WHAT IS BEING ASKED: Without altering anything, output the material below.

MATERIAL TO PROCESS:
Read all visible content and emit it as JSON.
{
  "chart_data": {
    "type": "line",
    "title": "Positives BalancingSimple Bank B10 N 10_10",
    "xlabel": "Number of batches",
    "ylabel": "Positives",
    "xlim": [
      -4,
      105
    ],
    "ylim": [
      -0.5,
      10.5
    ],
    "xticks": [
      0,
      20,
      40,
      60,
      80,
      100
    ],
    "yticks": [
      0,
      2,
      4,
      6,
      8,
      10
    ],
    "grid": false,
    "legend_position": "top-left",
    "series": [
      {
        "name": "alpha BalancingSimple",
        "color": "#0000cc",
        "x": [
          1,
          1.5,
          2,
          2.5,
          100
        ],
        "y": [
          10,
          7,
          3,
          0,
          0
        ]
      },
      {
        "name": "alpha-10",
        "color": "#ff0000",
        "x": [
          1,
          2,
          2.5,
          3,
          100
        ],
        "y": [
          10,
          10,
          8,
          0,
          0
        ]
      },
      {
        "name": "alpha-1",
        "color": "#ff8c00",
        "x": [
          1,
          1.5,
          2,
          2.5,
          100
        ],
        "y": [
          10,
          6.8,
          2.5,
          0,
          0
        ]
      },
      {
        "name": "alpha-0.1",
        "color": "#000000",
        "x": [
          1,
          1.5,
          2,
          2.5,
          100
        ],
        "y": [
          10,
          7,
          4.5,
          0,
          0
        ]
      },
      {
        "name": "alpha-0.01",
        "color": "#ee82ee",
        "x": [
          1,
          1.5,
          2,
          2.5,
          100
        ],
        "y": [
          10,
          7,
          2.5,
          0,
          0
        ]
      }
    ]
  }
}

RESULT FOR THIS EXERCISE:
Read all visible content and emit it as JSON.
{
  "chart_data": {
    "type": "line",
    "title": "Positives BalancingSimple Bank B10 N 10_10",
    "xlabel": "Number of batches",
    "ylabel": "Positives",
    "xlim": [
      -4,
      105
    ],
    "ylim": [
      -0.5,
      10.5
    ],
    "xticks": [
      0,
      20,
      40,
      60,
      80,
      100
    ],
    "yticks": [
      0,
      2,
      4,
      6,
      8,
      10
    ],
    "grid": false,
    "legend_position": "top-left",
    "series": [
      {
        "name": "alpha BalancingSimple",
        "color": "#0000cc",
        "x": [
          1,
          1.5,
          2,
          2.5,
          100
        ],
        "y": [
          10,
          7,
          3,
          0,
          0
        ]
      },
      {
        "name": "alpha-10",
        "color": "#ff0000",
        "x": [
          1,
          2,
          2.5,
          3,
          100
        ],
        "y": [
          10,
          10,
          8,
          0,
          0
        ]
      },
      {
        "name": "alpha-1",
        "color": "#ff8c00",
        "x": [
          1,
          1.5,
          2,
          2.5,
          100
        ],
        "y": [
          10,
          6.8,
          2.5,
          0,
          0
        ]
      },
      {
        "name": "alpha-0.1",
        "color": "#000000",
        "x": [
          1,
          1.5,
          2,
          2.5,
          100
        ],
        "y": [
          10,
          7,
          4.5,
          0,
          0
        ]
      },
      {
        "name": "alpha-0.01",
        "color": "#ee82ee",
        "x": [
          1,
          1.5,
          2,
          2.5,
          100
        ],
        "y": [
          10,
          7,
          2.5,
          0,
          0
        ]
      }
    ]
  }
}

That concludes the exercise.